▶ What the exercise asks
The entire listing is to be repeated verbatim.

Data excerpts
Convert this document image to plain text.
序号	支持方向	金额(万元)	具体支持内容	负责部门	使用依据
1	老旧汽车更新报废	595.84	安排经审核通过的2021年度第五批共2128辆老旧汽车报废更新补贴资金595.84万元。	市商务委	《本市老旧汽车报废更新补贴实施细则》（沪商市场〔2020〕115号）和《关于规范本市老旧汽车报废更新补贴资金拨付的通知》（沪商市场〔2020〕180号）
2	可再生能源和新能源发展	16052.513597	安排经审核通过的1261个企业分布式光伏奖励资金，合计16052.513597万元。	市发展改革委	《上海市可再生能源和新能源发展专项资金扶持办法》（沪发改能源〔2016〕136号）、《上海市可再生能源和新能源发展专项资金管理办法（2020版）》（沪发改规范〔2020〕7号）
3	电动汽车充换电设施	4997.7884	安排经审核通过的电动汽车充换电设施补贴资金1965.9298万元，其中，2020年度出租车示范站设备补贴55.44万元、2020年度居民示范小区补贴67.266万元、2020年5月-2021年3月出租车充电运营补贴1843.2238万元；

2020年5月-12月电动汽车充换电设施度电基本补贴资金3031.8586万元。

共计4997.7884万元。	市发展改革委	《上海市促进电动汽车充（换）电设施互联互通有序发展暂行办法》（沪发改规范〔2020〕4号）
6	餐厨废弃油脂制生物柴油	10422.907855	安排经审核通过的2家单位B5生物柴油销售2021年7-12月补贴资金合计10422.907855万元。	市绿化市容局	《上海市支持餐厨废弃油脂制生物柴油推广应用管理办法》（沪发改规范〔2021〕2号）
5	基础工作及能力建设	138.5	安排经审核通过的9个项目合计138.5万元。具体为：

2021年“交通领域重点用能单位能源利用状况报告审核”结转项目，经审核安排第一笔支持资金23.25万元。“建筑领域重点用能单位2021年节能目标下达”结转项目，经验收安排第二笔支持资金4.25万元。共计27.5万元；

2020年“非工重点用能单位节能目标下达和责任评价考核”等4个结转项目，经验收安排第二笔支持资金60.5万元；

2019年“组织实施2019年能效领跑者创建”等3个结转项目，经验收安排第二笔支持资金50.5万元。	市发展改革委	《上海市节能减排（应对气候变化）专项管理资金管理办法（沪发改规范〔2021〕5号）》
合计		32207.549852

▶ Full solution
Convert this document image to plain text.
序号	支持方向	金额(万元)	具体支持内容	负责部门	使用依据
1	老旧汽车更新报废	595.84	安排经审核通过的2021年度第五批共2128辆老旧汽车报废更新补贴资金595.84万元。	市商务委	《本市老旧汽车报废更新补贴实施细则》（沪商市场〔2020〕115号）和《关于规范本市老旧汽车报废更新补贴资金拨付的通知》（沪商市场〔2020〕180号）
2	可再生能源和新能源发展	16052.513597	安排经审核通过的1261个企业分布式光伏奖励资金，合计16052.513597万元。	市发展改革委	《上海市可再生能源和新能源发展专项资金扶持办法》（沪发改能源〔2016〕136号）、《上海市可再生能源和新能源发展专项资金管理办法（2020版）》（沪发改规范〔2020〕7号）
3	电动汽车充换电设施	4997.7884	安排经审核通过的电动汽车充换电设施补贴资金1965.9298万元，其中，2020年度出租车示范站设备补贴55.44万元、2020年度居民示范小区补贴67.266万元、2020年5月-2021年3月出租车充电运营补贴1843.2238万元；

2020年5月-12月电动汽车充换电设施度电基本补贴资金3031.8586万元。

共计4997.7884万元。	市发展改革委	《上海市促进电动汽车充（换）电设施互联互通有序发展暂行办法》（沪发改规范〔2020〕4号）
6	餐厨废弃油脂制生物柴油	10422.907855	安排经审核通过的2家单位B5生物柴油销售2021年7-12月补贴资金合计10422.907855万元。	市绿化市容局	《上海市支持餐厨废弃油脂制生物柴油推广应用管理办法》（沪发改规范〔2021〕2号）
5	基础工作及能力建设	138.5	安排经审核通过的9个项目合计138.5万元。具体为：

2021年“交通领域重点用能单位能源利用状况报告审核”结转项目，经审核安排第一笔支持资金23.25万元。“建筑领域重点用能单位2021年节能目标下达”结转项目，经验收安排第二笔支持资金4.25万元。共计27.5万元；

2020年“非工重点用能单位节能目标下达和责任评价考核”等4个结转项目，经验收安排第二笔支持资金60.5万元；

2019年“组织实施2019年能效领跑者创建”等3个结转项目，经验收安排第二笔支持资金50.5万元。	市发展改革委	《上海市节能减排（应对气候变化）专项管理资金管理办法（沪发改规范〔2021〕5号）》
合计		32207.549852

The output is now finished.